Opdracht: Wijs in de vermeldingen hieronder elke regel aan waarin het woord "this" staat, en schrijf die regels over. Hoofdletters en kleine letters tellen mee.

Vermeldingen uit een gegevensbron

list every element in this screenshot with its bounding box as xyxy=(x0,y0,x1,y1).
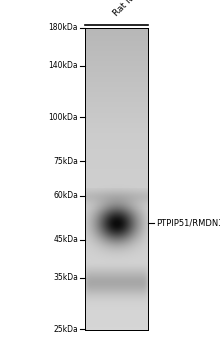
Text: 35kDa: 35kDa xyxy=(53,273,78,282)
Text: 140kDa: 140kDa xyxy=(48,62,78,70)
Text: 75kDa: 75kDa xyxy=(53,156,78,166)
Text: Rat lung: Rat lung xyxy=(112,0,145,18)
Text: 60kDa: 60kDa xyxy=(53,191,78,201)
Text: 25kDa: 25kDa xyxy=(53,324,78,334)
Text: 45kDa: 45kDa xyxy=(53,236,78,245)
Text: PTPIP51/RMDN3: PTPIP51/RMDN3 xyxy=(156,218,220,228)
Text: 180kDa: 180kDa xyxy=(48,23,78,33)
Text: 100kDa: 100kDa xyxy=(48,112,78,121)
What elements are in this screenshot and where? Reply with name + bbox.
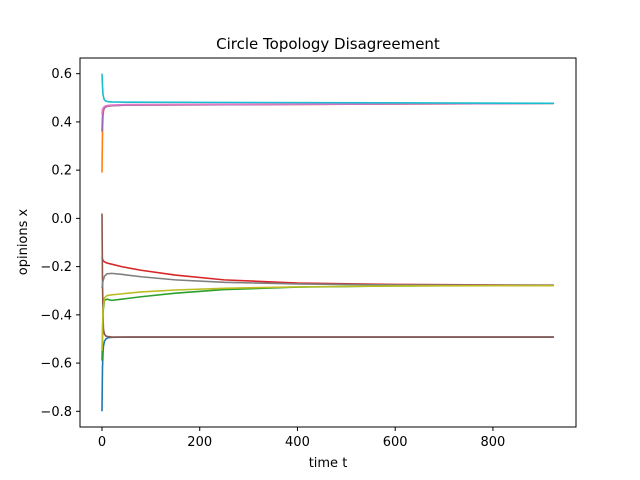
x-axis-ticks: 0 200 400 600 800: [98, 427, 505, 450]
series-line-8: [101, 272, 555, 289]
series-line-9: [101, 284, 555, 352]
y-tick-label: −0.6: [40, 357, 72, 372]
y-axis-title: opinions x: [16, 208, 31, 275]
y-tick-label: 0.0: [51, 212, 72, 227]
x-axis-title: time t: [309, 456, 348, 471]
plot-frame: [79, 57, 577, 428]
y-tick-label: 0.2: [51, 164, 72, 179]
y-tick-label: −0.2: [40, 260, 72, 275]
x-tick-label: 400: [285, 435, 310, 450]
x-tick-label: 0: [98, 435, 106, 450]
y-axis-ticks: −0.8 −0.6 −0.4 −0.2 0.0 0.2 0.4 0.6: [40, 67, 80, 420]
x-tick-label: 800: [481, 435, 506, 450]
x-tick-label: 600: [383, 435, 408, 450]
series-lines: [101, 73, 555, 412]
series-line-7: [101, 102, 555, 115]
series-line-6: [101, 213, 555, 338]
x-tick-label: 200: [187, 435, 212, 450]
chart-title: Circle Topology Disagreement: [216, 35, 440, 53]
y-tick-label: 0.6: [51, 67, 72, 82]
y-tick-label: −0.8: [40, 405, 72, 420]
series-line-10: [101, 73, 555, 105]
y-tick-label: 0.4: [51, 115, 72, 130]
y-tick-label: −0.4: [40, 308, 72, 323]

Verwacht antwoord:
list every element in this screenshot with its bounding box as xyxy=(x0,y0,x1,y1).
What elements are in this screenshot and where? Reply with name + bbox.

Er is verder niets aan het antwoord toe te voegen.